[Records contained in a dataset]

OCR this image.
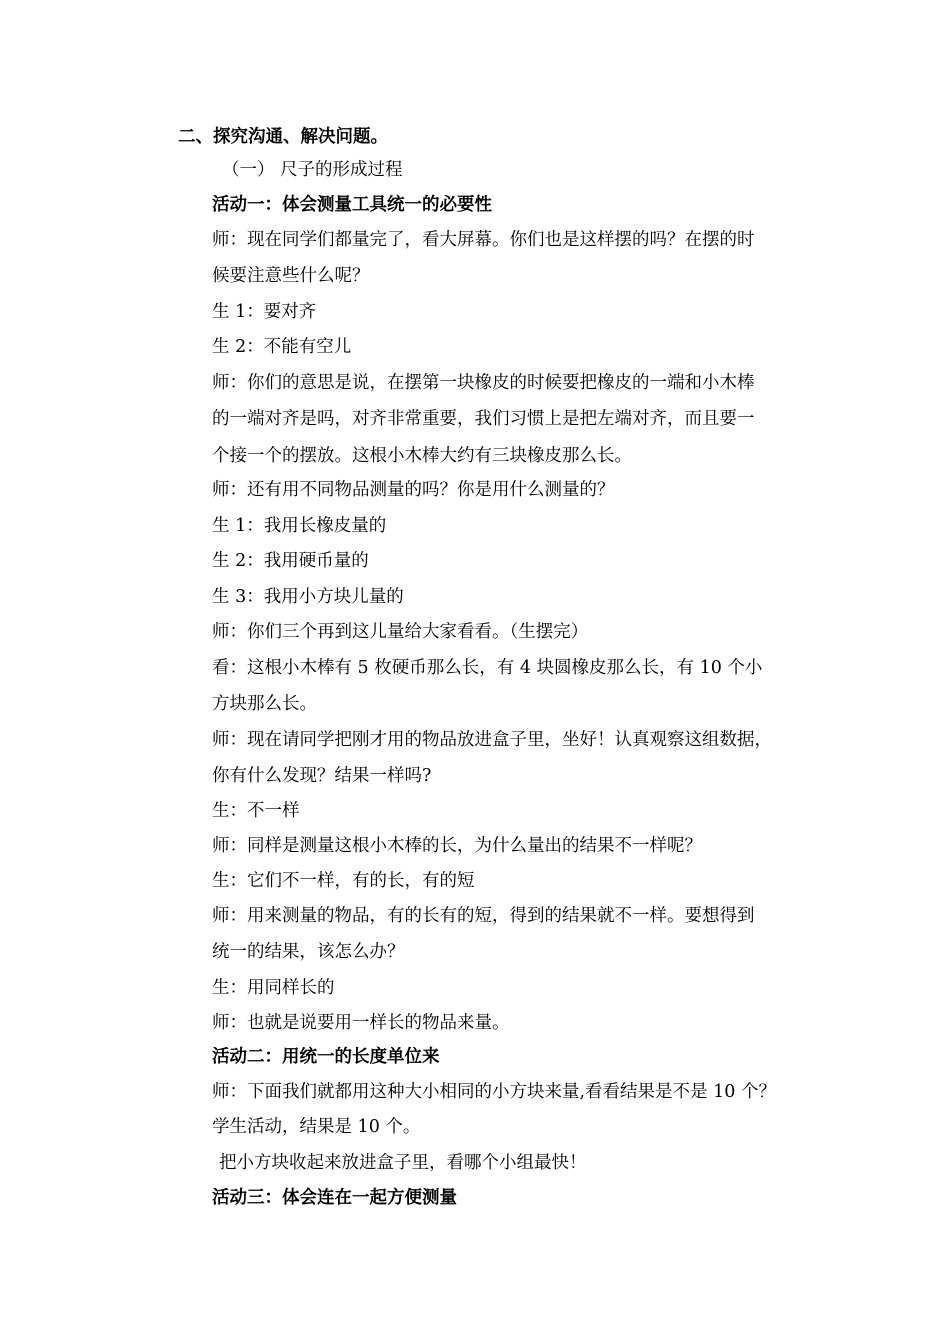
二、探究沟通、解决问题。
（一） 尺子的形成过程
活动一：体会测量工具统一的必要性
师：现在同学们都量完了，看大屏幕。你们也是这样摆的吗？在摆的时
候要注意些什么呢？
生 1：要对齐
生 2：不能有空儿
师：你们的意思是说，在摆第一块橡皮的时候要把橡皮的一端和小木棒
的一端对齐是吗，对齐非常重要，我们习惯上是把左端对齐，而且要一
个接一个的摆放。这根小木棒大约有三块橡皮那么长。
师：还有用不同物品测量的吗？你是用什么测量的？
生 1：我用长橡皮量的
生 2：我用硬币量的
生 3：我用小方块儿量的
师：你们三个再到这儿量给大家看看。（生摆完）
看：这根小木棒有 5 枚硬币那么长，有 4 块圆橡皮那么长，有 10 个小
方块那么长。
师：现在请同学把刚才用的物品放进盒子里，坐好！认真观察这组数据，
你有什么发现？结果一样吗?
生：不一样
师：同样是测量这根小木棒的长，为什么量出的结果不一样呢？
生：它们不一样，有的长，有的短
师：用来测量的物品，有的长有的短，得到的结果就不一样。要想得到
统一的结果，该怎么办？
生：用同样长的
师：也就是说要用一样长的物品来量。
活动二：用统一的长度单位来
师：下面我们就都用这种大小相同的小方块来量,看看结果是不是 10 个？
学生活动，结果是 10 个。
把小方块收起来放进盒子里，看哪个小组最快！
活动三：体会连在一起方便测量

WHAT IS NEEDED: Write out each line again precisely as it appears, skipping every picture.

RESPONSE:
OCR this image.
二、探究沟通、解决问题。
（一） 尺子的形成过程
活动一：体会测量工具统一的必要性
师：现在同学们都量完了，看大屏幕。你们也是这样摆的吗？在摆的时
候要注意些什么呢？
生 1：要对齐
生 2：不能有空儿
师：你们的意思是说，在摆第一块橡皮的时候要把橡皮的一端和小木棒
的一端对齐是吗，对齐非常重要，我们习惯上是把左端对齐，而且要一
个接一个的摆放。这根小木棒大约有三块橡皮那么长。
师：还有用不同物品测量的吗？你是用什么测量的？
生 1：我用长橡皮量的
生 2：我用硬币量的
生 3：我用小方块儿量的
师：你们三个再到这儿量给大家看看。（生摆完）
看：这根小木棒有 5 枚硬币那么长，有 4 块圆橡皮那么长，有 10 个小
方块那么长。
师：现在请同学把刚才用的物品放进盒子里，坐好！认真观察这组数据，
你有什么发现？结果一样吗?
生：不一样
师：同样是测量这根小木棒的长，为什么量出的结果不一样呢？
生：它们不一样，有的长，有的短
师：用来测量的物品，有的长有的短，得到的结果就不一样。要想得到
统一的结果，该怎么办？
生：用同样长的
师：也就是说要用一样长的物品来量。
活动二：用统一的长度单位来
师：下面我们就都用这种大小相同的小方块来量,看看结果是不是 10 个？
学生活动，结果是 10 个。
把小方块收起来放进盒子里，看哪个小组最快！
活动三：体会连在一起方便测量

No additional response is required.